> ENTRIES PROVIDED
**********

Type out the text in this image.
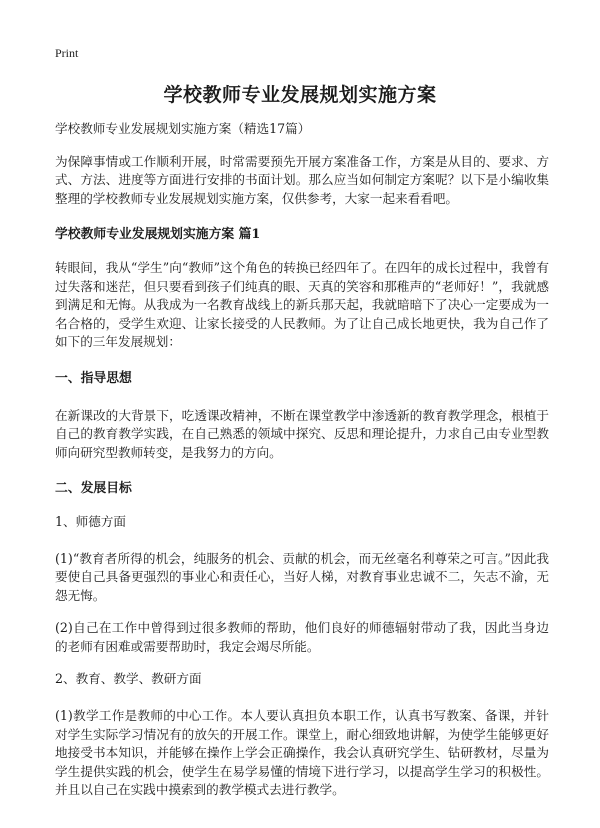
Print
学校教师专业发展规划实施方案

学校教师专业发展规划实施方案（精选17篇）

为保障事情或工作顺利开展，时常需要预先开展方案准备工作，方案是从目的、要求、方式、方法、进度等方面进行安排的书面计划。那么应当如何制定方案呢？以下是小编收集整理的学校教师专业发展规划实施方案，仅供参考，大家一起来看看吧。

学校教师专业发展规划实施方案 篇1

转眼间，我从“学生”向“教师”这个角色的转换已经四年了。在四年的成长过程中，我曾有过失落和迷茫，但只要看到孩子们纯真的眼、天真的笑容和那稚声的“老师好！”，我就感到满足和无悔。从我成为一名教育战线上的新兵那天起，我就暗暗下了决心一定要成为一名合格的，受学生欢迎、让家长接受的人民教师。为了让自己成长地更快，我为自己作了如下的三年发展规划：

一、指导思想

在新课改的大背景下，吃透课改精神，不断在课堂教学中渗透新的教育教学理念，根植于自己的教育教学实践，在自己熟悉的领域中探究、反思和理论提升，力求自己由专业型教师向研究型教师转变，是我努力的方向。

二、发展目标

1、师德方面

(1)“教育者所得的机会，纯服务的机会、贡献的机会，而无丝毫名利尊荣之可言。”因此我要使自己具备更强烈的事业心和责任心，当好人梯，对教育事业忠诚不二，矢志不渝，无怨无悔。

(2)自己在工作中曾得到过很多教师的帮助，他们良好的师德辐射带动了我，因此当身边的老师有困难或需要帮助时，我定会竭尽所能。

2、教育、教学、教研方面

(1)教学工作是教师的中心工作。本人要认真担负本职工作，认真书写教案、备课，并针对学生实际学习情况有的放矢的开展工作。课堂上，耐心细致地讲解，为使学生能够更好地接受书本知识，并能够在操作上学会正确操作，我会认真研究学生、钻研教材，尽量为学生提供实践的机会，使学生在易学易懂的情境下进行学习，以提高学生学习的积极性。并且以自己在实践中摸索到的教学模式去进行教学。
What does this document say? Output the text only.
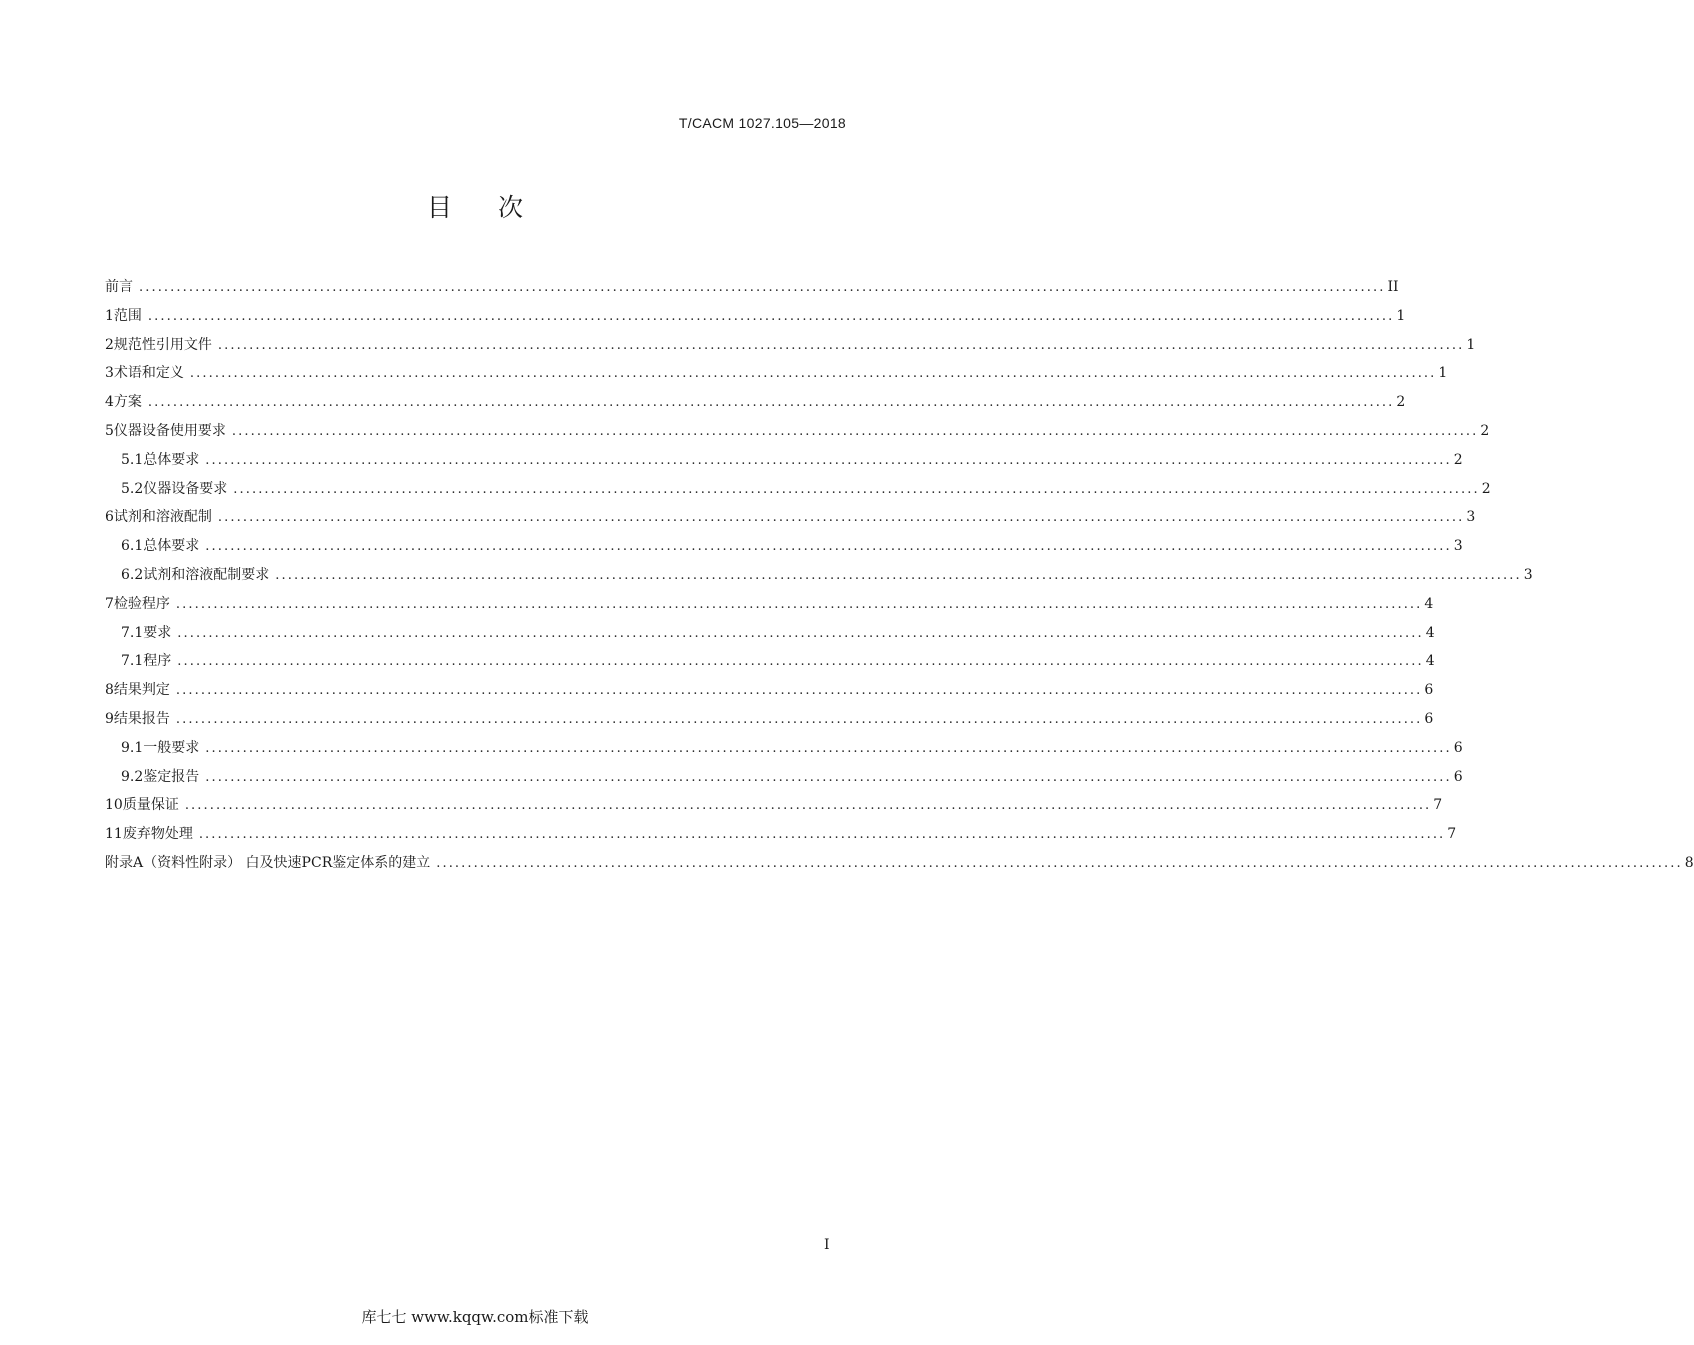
T/CACM 1027.105—2018
目 次
前言 ........................................................................................................................................................................................................ II
1 范围 ........................................................................................................................................................................................................ 1
2 规范性引用文件 ........................................................................................................................................................................................................ 1
3 术语和定义 ........................................................................................................................................................................................................ 1
4 方案 ........................................................................................................................................................................................................ 2
5 仪器设备使用要求 ........................................................................................................................................................................................................ 2
5.1 总体要求 ........................................................................................................................................................................................................ 2
5.2 仪器设备要求 ........................................................................................................................................................................................................ 2
6 试剂和溶液配制 ........................................................................................................................................................................................................ 3
6.1 总体要求 ........................................................................................................................................................................................................ 3
6.2 试剂和溶液配制要求 ........................................................................................................................................................................................................ 3
7 检验程序 ........................................................................................................................................................................................................ 4
7.1 要求 ........................................................................................................................................................................................................ 4
7.1 程序 ........................................................................................................................................................................................................ 4
8 结果判定 ........................................................................................................................................................................................................ 6
9 结果报告 ........................................................................................................................................................................................................ 6
9.1 一般要求 ........................................................................................................................................................................................................ 6
9.2 鉴定报告 ........................................................................................................................................................................................................ 6
10 质量保证 ........................................................................................................................................................................................................ 7
11 废弃物处理 ........................................................................................................................................................................................................ 7
附录A（资料性附录） 白及快速PCR鉴定体系的建立 ........................................................................................................................................................................................................ 8
I
库七七 www.kqqw.com标准下载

**********

> REQUEST
Transcribe the records above exactly, leaving out every picture.

> ANSWER TO THIS TASK
Type out the text in this image.
Print
学校教师专业发展规划实施方案

学校教师专业发展规划实施方案（精选17篇）

为保障事情或工作顺利开展，时常需要预先开展方案准备工作，方案是从目的、要求、方式、方法、进度等方面进行安排的书面计划。那么应当如何制定方案呢？以下是小编收集整理的学校教师专业发展规划实施方案，仅供参考，大家一起来看看吧。

学校教师专业发展规划实施方案 篇1

转眼间，我从“学生”向“教师”这个角色的转换已经四年了。在四年的成长过程中，我曾有过失落和迷茫，但只要看到孩子们纯真的眼、天真的笑容和那稚声的“老师好！”，我就感到满足和无悔。从我成为一名教育战线上的新兵那天起，我就暗暗下了决心一定要成为一名合格的，受学生欢迎、让家长接受的人民教师。为了让自己成长地更快，我为自己作了如下的三年发展规划：

一、指导思想

在新课改的大背景下，吃透课改精神，不断在课堂教学中渗透新的教育教学理念，根植于自己的教育教学实践，在自己熟悉的领域中探究、反思和理论提升，力求自己由专业型教师向研究型教师转变，是我努力的方向。

二、发展目标

1、师德方面

(1)“教育者所得的机会，纯服务的机会、贡献的机会，而无丝毫名利尊荣之可言。”因此我要使自己具备更强烈的事业心和责任心，当好人梯，对教育事业忠诚不二，矢志不渝，无怨无悔。

(2)自己在工作中曾得到过很多教师的帮助，他们良好的师德辐射带动了我，因此当身边的老师有困难或需要帮助时，我定会竭尽所能。

2、教育、教学、教研方面

(1)教学工作是教师的中心工作。本人要认真担负本职工作，认真书写教案、备课，并针对学生实际学习情况有的放矢的开展工作。课堂上，耐心细致地讲解，为使学生能够更好地接受书本知识，并能够在操作上学会正确操作，我会认真研究学生、钻研教材，尽量为学生提供实践的机会，使学生在易学易懂的情境下进行学习，以提高学生学习的积极性。并且以自己在实践中摸索到的教学模式去进行教学。
What does this document say? Output the text only.
T/CACM 1027.105—2018
目 次
前言 ........................................................................................................................................................................................................ II
1 范围 ........................................................................................................................................................................................................ 1
2 规范性引用文件 ........................................................................................................................................................................................................ 1
3 术语和定义 ........................................................................................................................................................................................................ 1
4 方案 ........................................................................................................................................................................................................ 2
5 仪器设备使用要求 ........................................................................................................................................................................................................ 2
5.1 总体要求 ........................................................................................................................................................................................................ 2
5.2 仪器设备要求 ........................................................................................................................................................................................................ 2
6 试剂和溶液配制 ........................................................................................................................................................................................................ 3
6.1 总体要求 ........................................................................................................................................................................................................ 3
6.2 试剂和溶液配制要求 ........................................................................................................................................................................................................ 3
7 检验程序 ........................................................................................................................................................................................................ 4
7.1 要求 ........................................................................................................................................................................................................ 4
7.1 程序 ........................................................................................................................................................................................................ 4
8 结果判定 ........................................................................................................................................................................................................ 6
9 结果报告 ........................................................................................................................................................................................................ 6
9.1 一般要求 ........................................................................................................................................................................................................ 6
9.2 鉴定报告 ........................................................................................................................................................................................................ 6
10 质量保证 ........................................................................................................................................................................................................ 7
11 废弃物处理 ........................................................................................................................................................................................................ 7
附录A（资料性附录） 白及快速PCR鉴定体系的建立 ........................................................................................................................................................................................................ 8
I
库七七 www.kqqw.com标准下载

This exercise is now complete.